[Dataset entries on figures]
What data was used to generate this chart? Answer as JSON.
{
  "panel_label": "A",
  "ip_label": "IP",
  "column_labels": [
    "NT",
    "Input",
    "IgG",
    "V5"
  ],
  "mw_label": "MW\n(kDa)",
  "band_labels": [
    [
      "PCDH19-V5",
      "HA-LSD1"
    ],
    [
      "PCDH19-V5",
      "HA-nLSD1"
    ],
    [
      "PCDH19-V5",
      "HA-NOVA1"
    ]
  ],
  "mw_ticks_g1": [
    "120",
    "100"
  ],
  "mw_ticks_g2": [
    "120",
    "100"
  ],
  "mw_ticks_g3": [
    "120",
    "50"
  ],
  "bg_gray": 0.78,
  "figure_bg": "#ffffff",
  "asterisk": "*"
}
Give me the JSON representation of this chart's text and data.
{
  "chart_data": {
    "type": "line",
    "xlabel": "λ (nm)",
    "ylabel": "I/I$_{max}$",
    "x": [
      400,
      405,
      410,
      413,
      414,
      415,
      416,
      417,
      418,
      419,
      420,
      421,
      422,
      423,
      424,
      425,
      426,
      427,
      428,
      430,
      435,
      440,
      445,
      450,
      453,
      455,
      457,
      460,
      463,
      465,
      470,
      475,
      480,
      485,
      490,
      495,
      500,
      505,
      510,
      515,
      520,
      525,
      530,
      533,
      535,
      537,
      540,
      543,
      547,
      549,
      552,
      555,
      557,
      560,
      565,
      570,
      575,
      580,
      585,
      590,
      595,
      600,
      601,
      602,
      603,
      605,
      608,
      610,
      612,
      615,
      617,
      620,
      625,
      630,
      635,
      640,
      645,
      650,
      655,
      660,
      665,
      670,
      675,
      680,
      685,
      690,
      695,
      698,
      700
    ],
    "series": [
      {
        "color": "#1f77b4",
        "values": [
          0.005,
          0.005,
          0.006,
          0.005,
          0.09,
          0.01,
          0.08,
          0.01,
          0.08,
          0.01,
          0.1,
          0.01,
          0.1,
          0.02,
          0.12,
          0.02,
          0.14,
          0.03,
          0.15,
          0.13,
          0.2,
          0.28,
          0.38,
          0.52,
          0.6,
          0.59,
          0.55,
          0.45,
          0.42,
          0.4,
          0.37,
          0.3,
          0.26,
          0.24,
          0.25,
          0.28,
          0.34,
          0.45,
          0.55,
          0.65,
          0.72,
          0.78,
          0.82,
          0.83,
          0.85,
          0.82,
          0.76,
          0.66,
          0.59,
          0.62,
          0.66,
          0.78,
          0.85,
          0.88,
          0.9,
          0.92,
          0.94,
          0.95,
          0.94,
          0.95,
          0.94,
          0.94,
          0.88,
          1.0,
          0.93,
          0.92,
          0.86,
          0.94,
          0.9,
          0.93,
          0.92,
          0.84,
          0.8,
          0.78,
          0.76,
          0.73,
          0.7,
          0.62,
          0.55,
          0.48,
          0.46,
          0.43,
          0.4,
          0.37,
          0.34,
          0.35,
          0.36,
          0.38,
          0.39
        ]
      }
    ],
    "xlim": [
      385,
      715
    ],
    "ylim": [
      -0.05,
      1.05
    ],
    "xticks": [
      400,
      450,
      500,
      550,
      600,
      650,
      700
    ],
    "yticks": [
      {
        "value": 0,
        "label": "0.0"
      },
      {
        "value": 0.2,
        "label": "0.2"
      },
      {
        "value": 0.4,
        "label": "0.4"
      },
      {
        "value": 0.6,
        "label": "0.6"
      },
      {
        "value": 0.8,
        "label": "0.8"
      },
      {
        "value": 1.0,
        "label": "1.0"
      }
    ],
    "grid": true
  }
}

*Instructions for the task*. Go through the entries and repeat each one exactly.

*Written reply*.
What data was used to generate this chart? Answer as JSON.
{
  "panel_label": "A",
  "ip_label": "IP",
  "column_labels": [
    "NT",
    "Input",
    "IgG",
    "V5"
  ],
  "mw_label": "MW\n(kDa)",
  "band_labels": [
    [
      "PCDH19-V5",
      "HA-LSD1"
    ],
    [
      "PCDH19-V5",
      "HA-nLSD1"
    ],
    [
      "PCDH19-V5",
      "HA-NOVA1"
    ]
  ],
  "mw_ticks_g1": [
    "120",
    "100"
  ],
  "mw_ticks_g2": [
    "120",
    "100"
  ],
  "mw_ticks_g3": [
    "120",
    "50"
  ],
  "bg_gray": 0.78,
  "figure_bg": "#ffffff",
  "asterisk": "*"
}
Give me the JSON representation of this chart's text and data.
{
  "chart_data": {
    "type": "line",
    "xlabel": "λ (nm)",
    "ylabel": "I/I$_{max}$",
    "x": [
      400,
      405,
      410,
      413,
      414,
      415,
      416,
      417,
      418,
      419,
      420,
      421,
      422,
      423,
      424,
      425,
      426,
      427,
      428,
      430,
      435,
      440,
      445,
      450,
      453,
      455,
      457,
      460,
      463,
      465,
      470,
      475,
      480,
      485,
      490,
      495,
      500,
      505,
      510,
      515,
      520,
      525,
      530,
      533,
      535,
      537,
      540,
      543,
      547,
      549,
      552,
      555,
      557,
      560,
      565,
      570,
      575,
      580,
      585,
      590,
      595,
      600,
      601,
      602,
      603,
      605,
      608,
      610,
      612,
      615,
      617,
      620,
      625,
      630,
      635,
      640,
      645,
      650,
      655,
      660,
      665,
      670,
      675,
      680,
      685,
      690,
      695,
      698,
      700
    ],
    "series": [
      {
        "color": "#1f77b4",
        "values": [
          0.005,
          0.005,
          0.006,
          0.005,
          0.09,
          0.01,
          0.08,
          0.01,
          0.08,
          0.01,
          0.1,
          0.01,
          0.1,
          0.02,
          0.12,
          0.02,
          0.14,
          0.03,
          0.15,
          0.13,
          0.2,
          0.28,
          0.38,
          0.52,
          0.6,
          0.59,
          0.55,
          0.45,
          0.42,
          0.4,
          0.37,
          0.3,
          0.26,
          0.24,
          0.25,
          0.28,
          0.34,
          0.45,
          0.55,
          0.65,
          0.72,
          0.78,
          0.82,
          0.83,
          0.85,
          0.82,
          0.76,
          0.66,
          0.59,
          0.62,
          0.66,
          0.78,
          0.85,
          0.88,
          0.9,
          0.92,
          0.94,
          0.95,
          0.94,
          0.95,
          0.94,
          0.94,
          0.88,
          1.0,
          0.93,
          0.92,
          0.86,
          0.94,
          0.9,
          0.93,
          0.92,
          0.84,
          0.8,
          0.78,
          0.76,
          0.73,
          0.7,
          0.62,
          0.55,
          0.48,
          0.46,
          0.43,
          0.4,
          0.37,
          0.34,
          0.35,
          0.36,
          0.38,
          0.39
        ]
      }
    ],
    "xlim": [
      385,
      715
    ],
    "ylim": [
      -0.05,
      1.05
    ],
    "xticks": [
      400,
      450,
      500,
      550,
      600,
      650,
      700
    ],
    "yticks": [
      {
        "value": 0,
        "label": "0.0"
      },
      {
        "value": 0.2,
        "label": "0.2"
      },
      {
        "value": 0.4,
        "label": "0.4"
      },
      {
        "value": 0.6,
        "label": "0.6"
      },
      {
        "value": 0.8,
        "label": "0.8"
      },
      {
        "value": 1.0,
        "label": "1.0"
      }
    ],
    "grid": true
  }
}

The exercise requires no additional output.